(Written request)
Pick out each line below containing "color".

(Excerpts from a figure dataset)
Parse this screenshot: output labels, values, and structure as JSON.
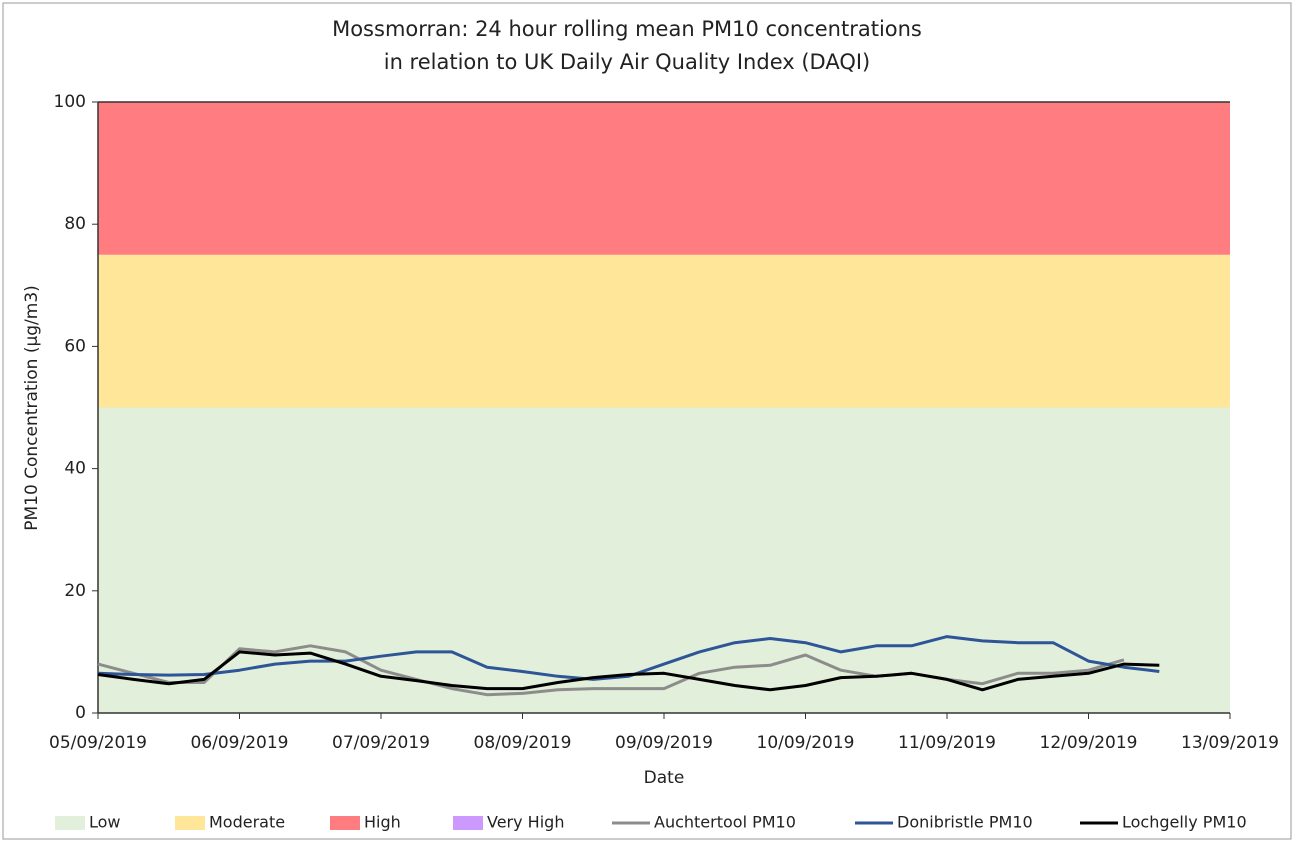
{
  "chart_data": {
    "type": "line",
    "title": [
      "Mossmorran: 24 hour rolling mean PM10 concentrations",
      "in relation to UK Daily Air Quality Index (DAQI)"
    ],
    "x_label": "Date",
    "y_label": "PM10 Concentration (µg/m3)",
    "bands": [
      {
        "name": "Low",
        "color": "#e2efda",
        "range": [
          0,
          50
        ]
      },
      {
        "name": "Moderate",
        "color": "#ffe699",
        "range": [
          50,
          75
        ]
      },
      {
        "name": "High",
        "color": "#ff7c80",
        "range": [
          75,
          100
        ]
      },
      {
        "name": "Very High",
        "color": "#cc99ff"
      }
    ],
    "x": [
      0,
      0.25,
      0.5,
      0.75,
      1,
      1.25,
      1.5,
      1.75,
      2,
      2.25,
      2.5,
      2.75,
      3,
      3.25,
      3.5,
      3.75,
      4,
      4.25,
      4.5,
      4.75,
      5,
      5.25,
      5.5,
      5.75,
      6,
      6.25,
      6.5,
      6.75,
      7,
      7.25,
      7.5
    ],
    "series": [
      {
        "name": "Auchtertool PM10",
        "color": "#8c8c8c",
        "values": [
          8,
          6.5,
          5,
          5,
          10.5,
          10,
          11,
          10,
          7,
          5.5,
          4,
          3,
          3.2,
          3.8,
          4,
          4,
          4,
          6.5,
          7.5,
          7.8,
          9.5,
          7,
          6,
          6.5,
          5.5,
          4.8,
          6.5,
          6.5,
          7,
          8.7,
          null
        ]
      },
      {
        "name": "Donibristle PM10",
        "color": "#2e5597",
        "values": [
          6.5,
          6.3,
          6.2,
          6.3,
          7,
          8,
          8.5,
          8.5,
          9.3,
          10,
          10,
          7.5,
          6.8,
          6,
          5.5,
          6,
          8,
          10,
          11.5,
          12.2,
          11.5,
          10,
          11,
          11,
          12.5,
          11.8,
          11.5,
          11.5,
          8.5,
          7.5,
          6.8
        ]
      },
      {
        "name": "Lochgelly PM10",
        "color": "#000000",
        "values": [
          6.3,
          5.5,
          4.8,
          5.5,
          10,
          9.5,
          9.8,
          8,
          6,
          5.3,
          4.5,
          4,
          4,
          5,
          5.8,
          6.3,
          6.5,
          5.5,
          4.5,
          3.8,
          4.5,
          5.8,
          6,
          6.5,
          5.5,
          3.8,
          5.5,
          6,
          6.5,
          8,
          7.8
        ]
      }
    ],
    "xlim": [
      0,
      8
    ],
    "xticks": [
      {
        "value": 0,
        "label": "05/09/2019"
      },
      {
        "value": 1,
        "label": "06/09/2019"
      },
      {
        "value": 2,
        "label": "07/09/2019"
      },
      {
        "value": 3,
        "label": "08/09/2019"
      },
      {
        "value": 4,
        "label": "09/09/2019"
      },
      {
        "value": 5,
        "label": "10/09/2019"
      },
      {
        "value": 6,
        "label": "11/09/2019"
      },
      {
        "value": 7,
        "label": "12/09/2019"
      },
      {
        "value": 8,
        "label": "13/09/2019"
      }
    ],
    "ylim": [
      0,
      100
    ],
    "yticks": [
      0,
      20,
      40,
      60,
      80,
      100
    ],
    "legend": "bottom"
  }
}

(Solution below)
        "color": "#e2efda",
        "color": "#ffe699",
        "color": "#ff7c80",
        "color": "#cc99ff"
        "color": "#8c8c8c",
        "color": "#2e5597",
        "color": "#000000",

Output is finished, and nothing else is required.